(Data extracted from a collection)
** Start **

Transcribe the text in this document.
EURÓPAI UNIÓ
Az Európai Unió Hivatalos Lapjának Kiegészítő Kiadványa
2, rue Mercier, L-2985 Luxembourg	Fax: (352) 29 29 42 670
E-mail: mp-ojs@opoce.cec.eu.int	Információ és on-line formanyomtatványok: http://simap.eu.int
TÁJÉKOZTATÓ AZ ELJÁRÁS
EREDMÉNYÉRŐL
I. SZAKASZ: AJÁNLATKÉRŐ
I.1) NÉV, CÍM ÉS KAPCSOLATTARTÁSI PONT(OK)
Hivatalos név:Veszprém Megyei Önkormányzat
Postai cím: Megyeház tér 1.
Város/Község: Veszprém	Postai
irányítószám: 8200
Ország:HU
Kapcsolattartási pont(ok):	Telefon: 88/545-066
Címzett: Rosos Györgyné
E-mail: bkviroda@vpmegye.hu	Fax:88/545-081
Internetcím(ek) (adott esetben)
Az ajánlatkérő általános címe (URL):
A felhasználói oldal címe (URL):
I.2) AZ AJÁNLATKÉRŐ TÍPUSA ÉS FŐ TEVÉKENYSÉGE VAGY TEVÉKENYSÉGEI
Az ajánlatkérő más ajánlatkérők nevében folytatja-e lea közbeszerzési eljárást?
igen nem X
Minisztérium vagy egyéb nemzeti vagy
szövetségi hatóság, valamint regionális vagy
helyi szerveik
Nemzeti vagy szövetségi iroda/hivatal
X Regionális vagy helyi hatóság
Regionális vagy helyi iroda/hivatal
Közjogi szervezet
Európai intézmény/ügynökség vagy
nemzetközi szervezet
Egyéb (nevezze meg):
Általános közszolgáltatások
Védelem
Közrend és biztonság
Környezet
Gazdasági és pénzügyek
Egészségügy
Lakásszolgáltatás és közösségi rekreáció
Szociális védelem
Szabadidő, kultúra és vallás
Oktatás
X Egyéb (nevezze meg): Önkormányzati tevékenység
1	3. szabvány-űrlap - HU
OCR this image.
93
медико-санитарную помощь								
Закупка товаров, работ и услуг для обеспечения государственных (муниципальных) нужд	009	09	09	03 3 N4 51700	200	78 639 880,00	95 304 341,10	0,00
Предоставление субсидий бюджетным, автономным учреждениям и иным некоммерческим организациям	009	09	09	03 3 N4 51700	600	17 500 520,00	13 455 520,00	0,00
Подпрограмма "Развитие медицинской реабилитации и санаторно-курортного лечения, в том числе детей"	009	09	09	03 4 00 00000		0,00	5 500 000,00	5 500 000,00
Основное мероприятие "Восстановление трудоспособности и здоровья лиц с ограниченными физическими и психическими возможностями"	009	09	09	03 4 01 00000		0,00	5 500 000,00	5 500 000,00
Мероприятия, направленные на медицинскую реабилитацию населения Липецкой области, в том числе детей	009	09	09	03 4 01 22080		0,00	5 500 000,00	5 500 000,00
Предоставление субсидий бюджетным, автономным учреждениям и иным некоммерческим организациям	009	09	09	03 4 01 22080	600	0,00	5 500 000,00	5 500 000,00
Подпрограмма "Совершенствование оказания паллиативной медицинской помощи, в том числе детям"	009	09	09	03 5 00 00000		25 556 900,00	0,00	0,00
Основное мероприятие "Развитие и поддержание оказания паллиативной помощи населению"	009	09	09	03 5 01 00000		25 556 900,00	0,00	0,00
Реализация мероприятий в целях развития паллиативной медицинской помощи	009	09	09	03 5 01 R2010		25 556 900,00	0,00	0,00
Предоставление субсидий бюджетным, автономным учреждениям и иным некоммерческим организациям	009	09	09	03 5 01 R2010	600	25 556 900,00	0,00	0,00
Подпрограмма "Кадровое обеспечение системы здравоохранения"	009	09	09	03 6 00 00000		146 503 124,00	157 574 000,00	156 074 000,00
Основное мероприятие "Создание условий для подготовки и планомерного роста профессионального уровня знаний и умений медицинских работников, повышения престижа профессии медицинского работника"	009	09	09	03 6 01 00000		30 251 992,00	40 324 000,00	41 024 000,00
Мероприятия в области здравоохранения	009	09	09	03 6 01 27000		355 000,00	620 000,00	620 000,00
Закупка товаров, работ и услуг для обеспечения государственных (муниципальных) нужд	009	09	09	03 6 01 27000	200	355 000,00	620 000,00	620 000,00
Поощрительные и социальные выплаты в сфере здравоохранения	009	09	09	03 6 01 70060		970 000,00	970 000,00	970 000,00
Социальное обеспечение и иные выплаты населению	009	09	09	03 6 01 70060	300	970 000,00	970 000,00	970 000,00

** End **

* [Exercise] Copy out each record from above, exactly.

* [Exercise result]
Transcribe the text in this document.
EURÓPAI UNIÓ
Az Európai Unió Hivatalos Lapjának Kiegészítő Kiadványa
2, rue Mercier, L-2985 Luxembourg	Fax: (352) 29 29 42 670
E-mail: mp-ojs@opoce.cec.eu.int	Információ és on-line formanyomtatványok: http://simap.eu.int
TÁJÉKOZTATÓ AZ ELJÁRÁS
EREDMÉNYÉRŐL
I. SZAKASZ: AJÁNLATKÉRŐ
I.1) NÉV, CÍM ÉS KAPCSOLATTARTÁSI PONT(OK)
Hivatalos név:Veszprém Megyei Önkormányzat
Postai cím: Megyeház tér 1.
Város/Község: Veszprém	Postai
irányítószám: 8200
Ország:HU
Kapcsolattartási pont(ok):	Telefon: 88/545-066
Címzett: Rosos Györgyné
E-mail: bkviroda@vpmegye.hu	Fax:88/545-081
Internetcím(ek) (adott esetben)
Az ajánlatkérő általános címe (URL):
A felhasználói oldal címe (URL):
I.2) AZ AJÁNLATKÉRŐ TÍPUSA ÉS FŐ TEVÉKENYSÉGE VAGY TEVÉKENYSÉGEI
Az ajánlatkérő más ajánlatkérők nevében folytatja-e lea közbeszerzési eljárást?
igen nem X
Minisztérium vagy egyéb nemzeti vagy
szövetségi hatóság, valamint regionális vagy
helyi szerveik
Nemzeti vagy szövetségi iroda/hivatal
X Regionális vagy helyi hatóság
Regionális vagy helyi iroda/hivatal
Közjogi szervezet
Európai intézmény/ügynökség vagy
nemzetközi szervezet
Egyéb (nevezze meg):
Általános közszolgáltatások
Védelem
Közrend és biztonság
Környezet
Gazdasági és pénzügyek
Egészségügy
Lakásszolgáltatás és közösségi rekreáció
Szociális védelem
Szabadidő, kultúra és vallás
Oktatás
X Egyéb (nevezze meg): Önkormányzati tevékenység
1	3. szabvány-űrlap - HU
OCR this image.
93
медико-санитарную помощь								
Закупка товаров, работ и услуг для обеспечения государственных (муниципальных) нужд	009	09	09	03 3 N4 51700	200	78 639 880,00	95 304 341,10	0,00
Предоставление субсидий бюджетным, автономным учреждениям и иным некоммерческим организациям	009	09	09	03 3 N4 51700	600	17 500 520,00	13 455 520,00	0,00
Подпрограмма "Развитие медицинской реабилитации и санаторно-курортного лечения, в том числе детей"	009	09	09	03 4 00 00000		0,00	5 500 000,00	5 500 000,00
Основное мероприятие "Восстановление трудоспособности и здоровья лиц с ограниченными физическими и психическими возможностями"	009	09	09	03 4 01 00000		0,00	5 500 000,00	5 500 000,00
Мероприятия, направленные на медицинскую реабилитацию населения Липецкой области, в том числе детей	009	09	09	03 4 01 22080		0,00	5 500 000,00	5 500 000,00
Предоставление субсидий бюджетным, автономным учреждениям и иным некоммерческим организациям	009	09	09	03 4 01 22080	600	0,00	5 500 000,00	5 500 000,00
Подпрограмма "Совершенствование оказания паллиативной медицинской помощи, в том числе детям"	009	09	09	03 5 00 00000		25 556 900,00	0,00	0,00
Основное мероприятие "Развитие и поддержание оказания паллиативной помощи населению"	009	09	09	03 5 01 00000		25 556 900,00	0,00	0,00
Реализация мероприятий в целях развития паллиативной медицинской помощи	009	09	09	03 5 01 R2010		25 556 900,00	0,00	0,00
Предоставление субсидий бюджетным, автономным учреждениям и иным некоммерческим организациям	009	09	09	03 5 01 R2010	600	25 556 900,00	0,00	0,00
Подпрограмма "Кадровое обеспечение системы здравоохранения"	009	09	09	03 6 00 00000		146 503 124,00	157 574 000,00	156 074 000,00
Основное мероприятие "Создание условий для подготовки и планомерного роста профессионального уровня знаний и умений медицинских работников, повышения престижа профессии медицинского работника"	009	09	09	03 6 01 00000		30 251 992,00	40 324 000,00	41 024 000,00
Мероприятия в области здравоохранения	009	09	09	03 6 01 27000		355 000,00	620 000,00	620 000,00
Закупка товаров, работ и услуг для обеспечения государственных (муниципальных) нужд	009	09	09	03 6 01 27000	200	355 000,00	620 000,00	620 000,00
Поощрительные и социальные выплаты в сфере здравоохранения	009	09	09	03 6 01 70060		970 000,00	970 000,00	970 000,00
Социальное обеспечение и иные выплаты населению	009	09	09	03 6 01 70060	300	970 000,00	970 000,00	970 000,00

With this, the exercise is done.